▶ **EXERCISE DETAILS**
Reproduce all entries word for word.

(Items listed in a dataset)
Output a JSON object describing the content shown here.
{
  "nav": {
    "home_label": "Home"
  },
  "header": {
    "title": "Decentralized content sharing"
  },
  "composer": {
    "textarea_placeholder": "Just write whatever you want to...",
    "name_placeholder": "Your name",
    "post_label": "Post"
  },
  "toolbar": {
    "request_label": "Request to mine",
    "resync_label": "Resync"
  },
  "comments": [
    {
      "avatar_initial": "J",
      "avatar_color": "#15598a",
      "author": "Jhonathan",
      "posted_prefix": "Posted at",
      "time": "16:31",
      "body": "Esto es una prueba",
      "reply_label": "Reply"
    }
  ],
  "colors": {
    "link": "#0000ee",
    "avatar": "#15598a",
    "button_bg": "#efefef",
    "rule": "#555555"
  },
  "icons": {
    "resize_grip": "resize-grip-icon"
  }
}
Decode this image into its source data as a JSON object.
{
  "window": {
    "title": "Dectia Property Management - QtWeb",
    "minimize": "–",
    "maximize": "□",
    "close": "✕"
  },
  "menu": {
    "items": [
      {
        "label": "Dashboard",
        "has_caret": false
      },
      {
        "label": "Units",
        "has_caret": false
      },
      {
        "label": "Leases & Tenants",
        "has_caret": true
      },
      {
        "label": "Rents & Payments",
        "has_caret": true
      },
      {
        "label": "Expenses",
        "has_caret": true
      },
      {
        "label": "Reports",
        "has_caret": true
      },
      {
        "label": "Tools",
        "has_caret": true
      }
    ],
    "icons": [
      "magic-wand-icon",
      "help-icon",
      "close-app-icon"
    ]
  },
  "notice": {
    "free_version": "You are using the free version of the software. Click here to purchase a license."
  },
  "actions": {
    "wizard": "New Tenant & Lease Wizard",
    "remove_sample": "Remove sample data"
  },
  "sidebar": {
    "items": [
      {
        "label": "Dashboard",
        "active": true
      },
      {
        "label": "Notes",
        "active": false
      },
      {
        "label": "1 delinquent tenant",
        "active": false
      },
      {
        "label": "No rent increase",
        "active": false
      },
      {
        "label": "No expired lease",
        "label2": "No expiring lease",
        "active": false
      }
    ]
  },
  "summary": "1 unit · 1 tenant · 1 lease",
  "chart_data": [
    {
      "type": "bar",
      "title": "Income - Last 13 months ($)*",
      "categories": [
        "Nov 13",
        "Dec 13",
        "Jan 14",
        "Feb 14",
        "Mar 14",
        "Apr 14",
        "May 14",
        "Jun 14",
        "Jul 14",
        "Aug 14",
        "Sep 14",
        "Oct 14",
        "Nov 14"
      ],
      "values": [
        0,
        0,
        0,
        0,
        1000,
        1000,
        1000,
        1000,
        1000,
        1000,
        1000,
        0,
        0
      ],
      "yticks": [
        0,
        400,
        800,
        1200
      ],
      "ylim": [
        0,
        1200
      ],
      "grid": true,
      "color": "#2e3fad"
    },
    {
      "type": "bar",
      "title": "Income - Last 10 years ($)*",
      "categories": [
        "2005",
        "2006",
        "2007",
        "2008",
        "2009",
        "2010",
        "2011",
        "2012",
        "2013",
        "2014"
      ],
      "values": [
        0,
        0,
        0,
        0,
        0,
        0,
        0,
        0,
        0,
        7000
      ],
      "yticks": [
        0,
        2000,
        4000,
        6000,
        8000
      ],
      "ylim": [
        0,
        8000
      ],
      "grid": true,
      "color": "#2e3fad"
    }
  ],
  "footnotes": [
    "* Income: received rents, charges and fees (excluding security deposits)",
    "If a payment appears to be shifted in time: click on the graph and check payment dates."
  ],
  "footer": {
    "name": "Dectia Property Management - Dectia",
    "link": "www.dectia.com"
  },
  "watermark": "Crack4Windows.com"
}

▶ **EXERCISE OUTPUT**
Output a JSON object describing the content shown here.
{
  "nav": {
    "home_label": "Home"
  },
  "header": {
    "title": "Decentralized content sharing"
  },
  "composer": {
    "textarea_placeholder": "Just write whatever you want to...",
    "name_placeholder": "Your name",
    "post_label": "Post"
  },
  "toolbar": {
    "request_label": "Request to mine",
    "resync_label": "Resync"
  },
  "comments": [
    {
      "avatar_initial": "J",
      "avatar_color": "#15598a",
      "author": "Jhonathan",
      "posted_prefix": "Posted at",
      "time": "16:31",
      "body": "Esto es una prueba",
      "reply_label": "Reply"
    }
  ],
  "colors": {
    "link": "#0000ee",
    "avatar": "#15598a",
    "button_bg": "#efefef",
    "rule": "#555555"
  },
  "icons": {
    "resize_grip": "resize-grip-icon"
  }
}
Decode this image into its source data as a JSON object.
{
  "window": {
    "title": "Dectia Property Management - QtWeb",
    "minimize": "–",
    "maximize": "□",
    "close": "✕"
  },
  "menu": {
    "items": [
      {
        "label": "Dashboard",
        "has_caret": false
      },
      {
        "label": "Units",
        "has_caret": false
      },
      {
        "label": "Leases & Tenants",
        "has_caret": true
      },
      {
        "label": "Rents & Payments",
        "has_caret": true
      },
      {
        "label": "Expenses",
        "has_caret": true
      },
      {
        "label": "Reports",
        "has_caret": true
      },
      {
        "label": "Tools",
        "has_caret": true
      }
    ],
    "icons": [
      "magic-wand-icon",
      "help-icon",
      "close-app-icon"
    ]
  },
  "notice": {
    "free_version": "You are using the free version of the software. Click here to purchase a license."
  },
  "actions": {
    "wizard": "New Tenant & Lease Wizard",
    "remove_sample": "Remove sample data"
  },
  "sidebar": {
    "items": [
      {
        "label": "Dashboard",
        "active": true
      },
      {
        "label": "Notes",
        "active": false
      },
      {
        "label": "1 delinquent tenant",
        "active": false
      },
      {
        "label": "No rent increase",
        "active": false
      },
      {
        "label": "No expired lease",
        "label2": "No expiring lease",
        "active": false
      }
    ]
  },
  "summary": "1 unit · 1 tenant · 1 lease",
  "chart_data": [
    {
      "type": "bar",
      "title": "Income - Last 13 months ($)*",
      "categories": [
        "Nov 13",
        "Dec 13",
        "Jan 14",
        "Feb 14",
        "Mar 14",
        "Apr 14",
        "May 14",
        "Jun 14",
        "Jul 14",
        "Aug 14",
        "Sep 14",
        "Oct 14",
        "Nov 14"
      ],
      "values": [
        0,
        0,
        0,
        0,
        1000,
        1000,
        1000,
        1000,
        1000,
        1000,
        1000,
        0,
        0
      ],
      "yticks": [
        0,
        400,
        800,
        1200
      ],
      "ylim": [
        0,
        1200
      ],
      "grid": true,
      "color": "#2e3fad"
    },
    {
      "type": "bar",
      "title": "Income - Last 10 years ($)*",
      "categories": [
        "2005",
        "2006",
        "2007",
        "2008",
        "2009",
        "2010",
        "2011",
        "2012",
        "2013",
        "2014"
      ],
      "values": [
        0,
        0,
        0,
        0,
        0,
        0,
        0,
        0,
        0,
        7000
      ],
      "yticks": [
        0,
        2000,
        4000,
        6000,
        8000
      ],
      "ylim": [
        0,
        8000
      ],
      "grid": true,
      "color": "#2e3fad"
    }
  ],
  "footnotes": [
    "* Income: received rents, charges and fees (excluding security deposits)",
    "If a payment appears to be shifted in time: click on the graph and check payment dates."
  ],
  "footer": {
    "name": "Dectia Property Management - Dectia",
    "link": "www.dectia.com"
  },
  "watermark": "Crack4Windows.com"
}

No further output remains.